— BEGIN RECORDS PROVIDED —

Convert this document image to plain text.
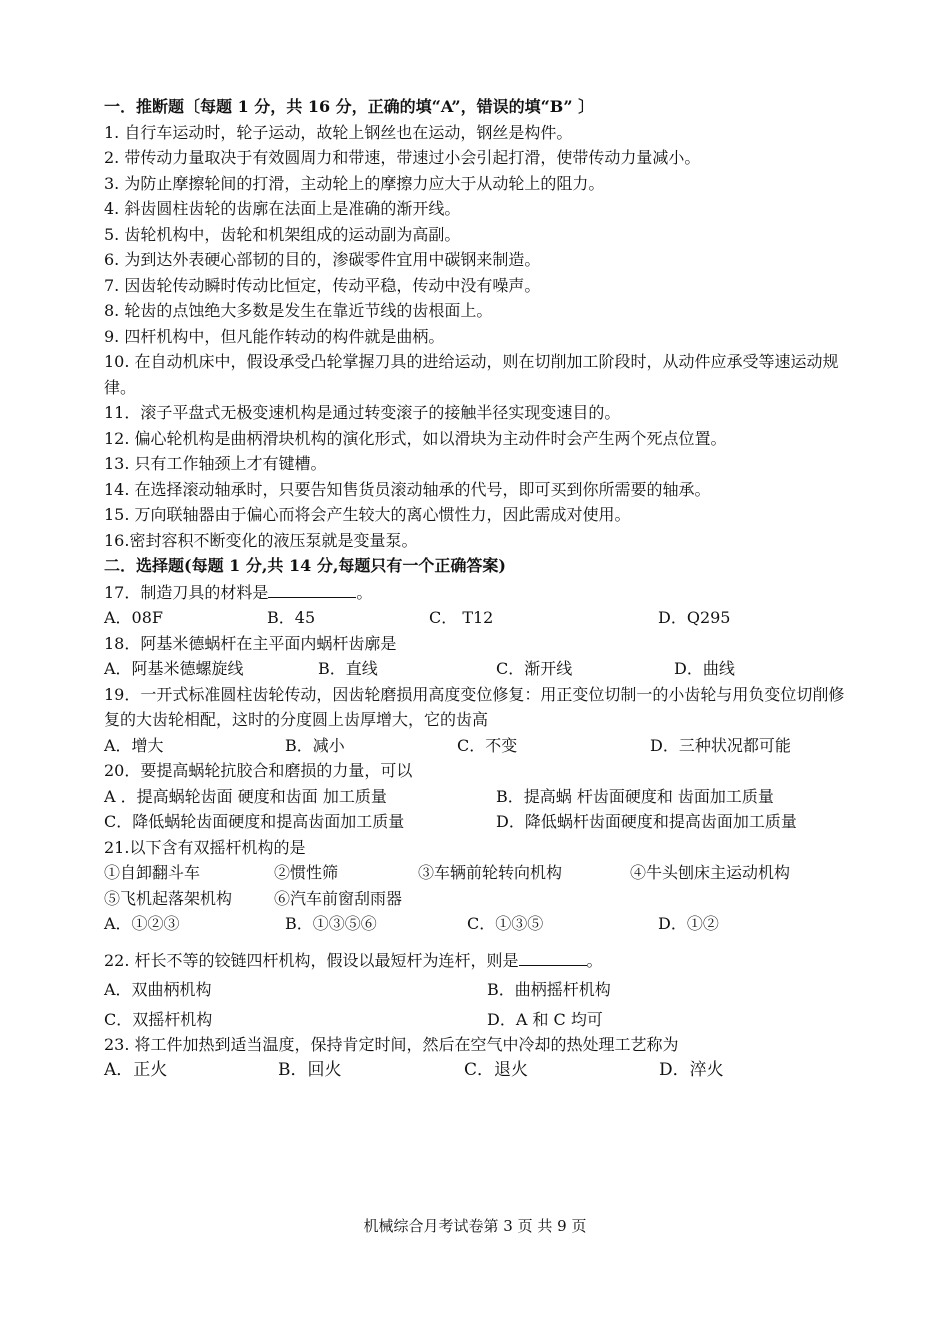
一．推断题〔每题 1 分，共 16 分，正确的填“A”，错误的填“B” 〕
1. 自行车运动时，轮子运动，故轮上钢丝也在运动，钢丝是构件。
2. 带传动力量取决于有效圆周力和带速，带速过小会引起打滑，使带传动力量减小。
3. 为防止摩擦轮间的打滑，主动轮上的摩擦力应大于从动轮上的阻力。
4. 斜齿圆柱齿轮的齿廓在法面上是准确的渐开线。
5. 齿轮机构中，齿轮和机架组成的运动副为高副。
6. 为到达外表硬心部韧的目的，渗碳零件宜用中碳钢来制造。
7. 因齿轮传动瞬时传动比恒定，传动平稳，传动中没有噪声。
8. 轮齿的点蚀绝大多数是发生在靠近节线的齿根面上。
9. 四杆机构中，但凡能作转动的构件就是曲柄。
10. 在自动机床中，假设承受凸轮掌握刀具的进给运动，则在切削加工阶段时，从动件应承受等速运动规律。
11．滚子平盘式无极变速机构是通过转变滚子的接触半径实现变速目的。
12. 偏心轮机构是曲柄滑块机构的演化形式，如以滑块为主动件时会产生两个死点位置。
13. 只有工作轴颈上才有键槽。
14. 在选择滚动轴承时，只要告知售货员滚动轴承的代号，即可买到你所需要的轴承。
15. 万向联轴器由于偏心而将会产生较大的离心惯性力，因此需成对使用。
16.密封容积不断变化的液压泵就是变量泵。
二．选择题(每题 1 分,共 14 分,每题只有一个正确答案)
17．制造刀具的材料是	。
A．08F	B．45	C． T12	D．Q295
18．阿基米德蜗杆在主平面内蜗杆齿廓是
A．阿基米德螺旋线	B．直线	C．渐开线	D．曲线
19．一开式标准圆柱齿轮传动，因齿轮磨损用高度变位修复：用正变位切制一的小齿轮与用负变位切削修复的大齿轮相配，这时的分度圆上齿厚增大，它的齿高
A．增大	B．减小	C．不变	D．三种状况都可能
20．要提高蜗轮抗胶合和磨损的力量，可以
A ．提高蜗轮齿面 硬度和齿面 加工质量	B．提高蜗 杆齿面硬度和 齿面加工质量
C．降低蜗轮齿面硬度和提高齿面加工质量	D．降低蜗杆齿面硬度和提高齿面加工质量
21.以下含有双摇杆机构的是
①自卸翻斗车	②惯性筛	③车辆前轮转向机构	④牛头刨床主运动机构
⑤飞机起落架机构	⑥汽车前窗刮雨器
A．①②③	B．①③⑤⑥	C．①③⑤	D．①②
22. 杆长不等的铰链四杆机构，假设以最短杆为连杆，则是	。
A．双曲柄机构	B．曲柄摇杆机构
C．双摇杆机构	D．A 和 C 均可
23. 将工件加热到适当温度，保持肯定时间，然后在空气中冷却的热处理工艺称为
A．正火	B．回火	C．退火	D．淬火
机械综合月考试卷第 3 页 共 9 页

— END RECORDS PROVIDED —

Strip out the pictures and quote the remaining data word for word.

Convert this document image to plain text.
一．推断题〔每题 1 分，共 16 分，正确的填“A”，错误的填“B” 〕
1. 自行车运动时，轮子运动，故轮上钢丝也在运动，钢丝是构件。
2. 带传动力量取决于有效圆周力和带速，带速过小会引起打滑，使带传动力量减小。
3. 为防止摩擦轮间的打滑，主动轮上的摩擦力应大于从动轮上的阻力。
4. 斜齿圆柱齿轮的齿廓在法面上是准确的渐开线。
5. 齿轮机构中，齿轮和机架组成的运动副为高副。
6. 为到达外表硬心部韧的目的，渗碳零件宜用中碳钢来制造。
7. 因齿轮传动瞬时传动比恒定，传动平稳，传动中没有噪声。
8. 轮齿的点蚀绝大多数是发生在靠近节线的齿根面上。
9. 四杆机构中，但凡能作转动的构件就是曲柄。
10. 在自动机床中，假设承受凸轮掌握刀具的进给运动，则在切削加工阶段时，从动件应承受等速运动规律。
11．滚子平盘式无极变速机构是通过转变滚子的接触半径实现变速目的。
12. 偏心轮机构是曲柄滑块机构的演化形式，如以滑块为主动件时会产生两个死点位置。
13. 只有工作轴颈上才有键槽。
14. 在选择滚动轴承时，只要告知售货员滚动轴承的代号，即可买到你所需要的轴承。
15. 万向联轴器由于偏心而将会产生较大的离心惯性力，因此需成对使用。
16.密封容积不断变化的液压泵就是变量泵。
二．选择题(每题 1 分,共 14 分,每题只有一个正确答案)
17．制造刀具的材料是	。
A．08F	B．45	C． T12	D．Q295
18．阿基米德蜗杆在主平面内蜗杆齿廓是
A．阿基米德螺旋线	B．直线	C．渐开线	D．曲线
19．一开式标准圆柱齿轮传动，因齿轮磨损用高度变位修复：用正变位切制一的小齿轮与用负变位切削修复的大齿轮相配，这时的分度圆上齿厚增大，它的齿高
A．增大	B．减小	C．不变	D．三种状况都可能
20．要提高蜗轮抗胶合和磨损的力量，可以
A ．提高蜗轮齿面 硬度和齿面 加工质量	B．提高蜗 杆齿面硬度和 齿面加工质量
C．降低蜗轮齿面硬度和提高齿面加工质量	D．降低蜗杆齿面硬度和提高齿面加工质量
21.以下含有双摇杆机构的是
①自卸翻斗车	②惯性筛	③车辆前轮转向机构	④牛头刨床主运动机构
⑤飞机起落架机构	⑥汽车前窗刮雨器
A．①②③	B．①③⑤⑥	C．①③⑤	D．①②
22. 杆长不等的铰链四杆机构，假设以最短杆为连杆，则是	。
A．双曲柄机构	B．曲柄摇杆机构
C．双摇杆机构	D．A 和 C 均可
23. 将工件加热到适当温度，保持肯定时间，然后在空气中冷却的热处理工艺称为
A．正火	B．回火	C．退火	D．淬火
机械综合月考试卷第 3 页 共 9 页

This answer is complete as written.